Retype the listing that follows, exactly as written.

Input data:

┌────────

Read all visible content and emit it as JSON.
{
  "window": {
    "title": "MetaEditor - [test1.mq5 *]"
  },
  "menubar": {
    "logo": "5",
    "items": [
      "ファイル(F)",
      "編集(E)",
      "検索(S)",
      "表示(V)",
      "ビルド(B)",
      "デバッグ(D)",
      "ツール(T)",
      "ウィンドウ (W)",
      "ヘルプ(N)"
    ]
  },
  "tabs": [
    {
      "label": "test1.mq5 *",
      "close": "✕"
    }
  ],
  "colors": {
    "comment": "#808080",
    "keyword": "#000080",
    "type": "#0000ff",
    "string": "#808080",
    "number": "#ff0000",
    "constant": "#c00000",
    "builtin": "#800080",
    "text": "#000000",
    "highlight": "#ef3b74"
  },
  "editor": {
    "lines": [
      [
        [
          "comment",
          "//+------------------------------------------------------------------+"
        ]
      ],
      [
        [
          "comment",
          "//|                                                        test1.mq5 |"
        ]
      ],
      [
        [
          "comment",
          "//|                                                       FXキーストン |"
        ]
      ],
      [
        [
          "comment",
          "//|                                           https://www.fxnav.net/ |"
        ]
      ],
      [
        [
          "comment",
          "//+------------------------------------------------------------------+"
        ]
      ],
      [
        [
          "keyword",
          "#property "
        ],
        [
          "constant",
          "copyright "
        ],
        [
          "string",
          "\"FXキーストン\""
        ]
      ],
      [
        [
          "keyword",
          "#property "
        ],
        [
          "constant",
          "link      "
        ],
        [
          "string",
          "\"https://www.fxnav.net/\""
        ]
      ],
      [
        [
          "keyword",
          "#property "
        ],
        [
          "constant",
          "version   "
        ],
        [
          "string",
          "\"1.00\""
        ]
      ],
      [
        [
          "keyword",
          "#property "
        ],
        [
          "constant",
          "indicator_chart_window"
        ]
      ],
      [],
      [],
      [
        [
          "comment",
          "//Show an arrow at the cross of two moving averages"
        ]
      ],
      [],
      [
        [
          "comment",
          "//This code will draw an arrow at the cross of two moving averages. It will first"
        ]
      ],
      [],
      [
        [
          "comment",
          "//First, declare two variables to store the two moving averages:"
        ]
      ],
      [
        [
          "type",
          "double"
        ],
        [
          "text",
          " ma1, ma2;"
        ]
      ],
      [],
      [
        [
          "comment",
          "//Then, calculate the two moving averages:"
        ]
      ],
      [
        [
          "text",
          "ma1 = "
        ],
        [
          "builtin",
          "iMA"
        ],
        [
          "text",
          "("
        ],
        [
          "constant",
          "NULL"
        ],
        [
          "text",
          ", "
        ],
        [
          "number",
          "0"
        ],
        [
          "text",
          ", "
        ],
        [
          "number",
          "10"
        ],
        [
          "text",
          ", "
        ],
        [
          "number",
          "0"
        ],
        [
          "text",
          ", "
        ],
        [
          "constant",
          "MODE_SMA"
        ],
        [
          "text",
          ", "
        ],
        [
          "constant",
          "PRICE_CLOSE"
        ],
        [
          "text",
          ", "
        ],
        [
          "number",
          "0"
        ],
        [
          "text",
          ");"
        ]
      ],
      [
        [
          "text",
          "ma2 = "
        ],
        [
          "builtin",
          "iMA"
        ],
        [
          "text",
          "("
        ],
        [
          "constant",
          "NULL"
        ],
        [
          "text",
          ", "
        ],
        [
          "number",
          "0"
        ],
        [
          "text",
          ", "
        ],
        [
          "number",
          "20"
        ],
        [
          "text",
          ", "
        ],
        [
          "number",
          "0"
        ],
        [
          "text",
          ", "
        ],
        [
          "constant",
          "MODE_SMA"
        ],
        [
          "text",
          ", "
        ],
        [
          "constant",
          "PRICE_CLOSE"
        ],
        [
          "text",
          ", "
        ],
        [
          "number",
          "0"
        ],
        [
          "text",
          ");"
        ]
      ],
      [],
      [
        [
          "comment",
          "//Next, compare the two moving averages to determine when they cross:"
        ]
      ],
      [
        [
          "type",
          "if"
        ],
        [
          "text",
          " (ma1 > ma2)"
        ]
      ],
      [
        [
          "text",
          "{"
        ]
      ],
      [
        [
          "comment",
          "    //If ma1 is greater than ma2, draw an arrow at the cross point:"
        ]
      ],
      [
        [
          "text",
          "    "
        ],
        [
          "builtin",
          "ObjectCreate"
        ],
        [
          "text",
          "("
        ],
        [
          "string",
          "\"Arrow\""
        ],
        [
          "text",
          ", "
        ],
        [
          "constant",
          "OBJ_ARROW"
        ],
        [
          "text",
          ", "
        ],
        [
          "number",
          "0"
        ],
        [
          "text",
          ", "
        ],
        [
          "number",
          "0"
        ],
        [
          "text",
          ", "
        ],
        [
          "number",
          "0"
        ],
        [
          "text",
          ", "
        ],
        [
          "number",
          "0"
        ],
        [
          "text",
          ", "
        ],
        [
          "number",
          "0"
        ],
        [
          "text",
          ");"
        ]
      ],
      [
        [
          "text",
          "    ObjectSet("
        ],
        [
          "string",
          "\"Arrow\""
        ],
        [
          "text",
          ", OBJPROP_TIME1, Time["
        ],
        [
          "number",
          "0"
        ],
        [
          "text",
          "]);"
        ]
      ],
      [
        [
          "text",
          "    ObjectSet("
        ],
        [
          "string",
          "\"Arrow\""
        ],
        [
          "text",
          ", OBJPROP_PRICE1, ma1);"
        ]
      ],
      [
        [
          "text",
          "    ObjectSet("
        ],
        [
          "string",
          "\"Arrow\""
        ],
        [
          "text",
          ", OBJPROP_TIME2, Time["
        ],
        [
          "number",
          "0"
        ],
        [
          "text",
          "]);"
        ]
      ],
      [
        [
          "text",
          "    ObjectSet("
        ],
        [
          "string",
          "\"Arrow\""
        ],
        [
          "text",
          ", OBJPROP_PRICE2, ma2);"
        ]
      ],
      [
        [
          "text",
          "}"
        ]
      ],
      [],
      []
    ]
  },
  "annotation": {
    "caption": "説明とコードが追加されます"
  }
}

└────────

Written response:
Read all visible content and emit it as JSON.
{
  "window": {
    "title": "MetaEditor - [test1.mq5 *]"
  },
  "menubar": {
    "logo": "5",
    "items": [
      "ファイル(F)",
      "編集(E)",
      "検索(S)",
      "表示(V)",
      "ビルド(B)",
      "デバッグ(D)",
      "ツール(T)",
      "ウィンドウ (W)",
      "ヘルプ(N)"
    ]
  },
  "tabs": [
    {
      "label": "test1.mq5 *",
      "close": "✕"
    }
  ],
  "colors": {
    "comment": "#808080",
    "keyword": "#000080",
    "type": "#0000ff",
    "string": "#808080",
    "number": "#ff0000",
    "constant": "#c00000",
    "builtin": "#800080",
    "text": "#000000",
    "highlight": "#ef3b74"
  },
  "editor": {
    "lines": [
      [
        [
          "comment",
          "//+------------------------------------------------------------------+"
        ]
      ],
      [
        [
          "comment",
          "//|                                                        test1.mq5 |"
        ]
      ],
      [
        [
          "comment",
          "//|                                                       FXキーストン |"
        ]
      ],
      [
        [
          "comment",
          "//|                                           https://www.fxnav.net/ |"
        ]
      ],
      [
        [
          "comment",
          "//+------------------------------------------------------------------+"
        ]
      ],
      [
        [
          "keyword",
          "#property "
        ],
        [
          "constant",
          "copyright "
        ],
        [
          "string",
          "\"FXキーストン\""
        ]
      ],
      [
        [
          "keyword",
          "#property "
        ],
        [
          "constant",
          "link      "
        ],
        [
          "string",
          "\"https://www.fxnav.net/\""
        ]
      ],
      [
        [
          "keyword",
          "#property "
        ],
        [
          "constant",
          "version   "
        ],
        [
          "string",
          "\"1.00\""
        ]
      ],
      [
        [
          "keyword",
          "#property "
        ],
        [
          "constant",
          "indicator_chart_window"
        ]
      ],
      [],
      [],
      [
        [
          "comment",
          "//Show an arrow at the cross of two moving averages"
        ]
      ],
      [],
      [
        [
          "comment",
          "//This code will draw an arrow at the cross of two moving averages. It will first"
        ]
      ],
      [],
      [
        [
          "comment",
          "//First, declare two variables to store the two moving averages:"
        ]
      ],
      [
        [
          "type",
          "double"
        ],
        [
          "text",
          " ma1, ma2;"
        ]
      ],
      [],
      [
        [
          "comment",
          "//Then, calculate the two moving averages:"
        ]
      ],
      [
        [
          "text",
          "ma1 = "
        ],
        [
          "builtin",
          "iMA"
        ],
        [
          "text",
          "("
        ],
        [
          "constant",
          "NULL"
        ],
        [
          "text",
          ", "
        ],
        [
          "number",
          "0"
        ],
        [
          "text",
          ", "
        ],
        [
          "number",
          "10"
        ],
        [
          "text",
          ", "
        ],
        [
          "number",
          "0"
        ],
        [
          "text",
          ", "
        ],
        [
          "constant",
          "MODE_SMA"
        ],
        [
          "text",
          ", "
        ],
        [
          "constant",
          "PRICE_CLOSE"
        ],
        [
          "text",
          ", "
        ],
        [
          "number",
          "0"
        ],
        [
          "text",
          ");"
        ]
      ],
      [
        [
          "text",
          "ma2 = "
        ],
        [
          "builtin",
          "iMA"
        ],
        [
          "text",
          "("
        ],
        [
          "constant",
          "NULL"
        ],
        [
          "text",
          ", "
        ],
        [
          "number",
          "0"
        ],
        [
          "text",
          ", "
        ],
        [
          "number",
          "20"
        ],
        [
          "text",
          ", "
        ],
        [
          "number",
          "0"
        ],
        [
          "text",
          ", "
        ],
        [
          "constant",
          "MODE_SMA"
        ],
        [
          "text",
          ", "
        ],
        [
          "constant",
          "PRICE_CLOSE"
        ],
        [
          "text",
          ", "
        ],
        [
          "number",
          "0"
        ],
        [
          "text",
          ");"
        ]
      ],
      [],
      [
        [
          "comment",
          "//Next, compare the two moving averages to determine when they cross:"
        ]
      ],
      [
        [
          "type",
          "if"
        ],
        [
          "text",
          " (ma1 > ma2)"
        ]
      ],
      [
        [
          "text",
          "{"
        ]
      ],
      [
        [
          "comment",
          "    //If ma1 is greater than ma2, draw an arrow at the cross point:"
        ]
      ],
      [
        [
          "text",
          "    "
        ],
        [
          "builtin",
          "ObjectCreate"
        ],
        [
          "text",
          "("
        ],
        [
          "string",
          "\"Arrow\""
        ],
        [
          "text",
          ", "
        ],
        [
          "constant",
          "OBJ_ARROW"
        ],
        [
          "text",
          ", "
        ],
        [
          "number",
          "0"
        ],
        [
          "text",
          ", "
        ],
        [
          "number",
          "0"
        ],
        [
          "text",
          ", "
        ],
        [
          "number",
          "0"
        ],
        [
          "text",
          ", "
        ],
        [
          "number",
          "0"
        ],
        [
          "text",
          ", "
        ],
        [
          "number",
          "0"
        ],
        [
          "text",
          ");"
        ]
      ],
      [
        [
          "text",
          "    ObjectSet("
        ],
        [
          "string",
          "\"Arrow\""
        ],
        [
          "text",
          ", OBJPROP_TIME1, Time["
        ],
        [
          "number",
          "0"
        ],
        [
          "text",
          "]);"
        ]
      ],
      [
        [
          "text",
          "    ObjectSet("
        ],
        [
          "string",
          "\"Arrow\""
        ],
        [
          "text",
          ", OBJPROP_PRICE1, ma1);"
        ]
      ],
      [
        [
          "text",
          "    ObjectSet("
        ],
        [
          "string",
          "\"Arrow\""
        ],
        [
          "text",
          ", OBJPROP_TIME2, Time["
        ],
        [
          "number",
          "0"
        ],
        [
          "text",
          "]);"
        ]
      ],
      [
        [
          "text",
          "    ObjectSet("
        ],
        [
          "string",
          "\"Arrow\""
        ],
        [
          "text",
          ", OBJPROP_PRICE2, ma2);"
        ]
      ],
      [
        [
          "text",
          "}"
        ]
      ],
      [],
      []
    ]
  },
  "annotation": {
    "caption": "説明とコードが追加されます"
  }
}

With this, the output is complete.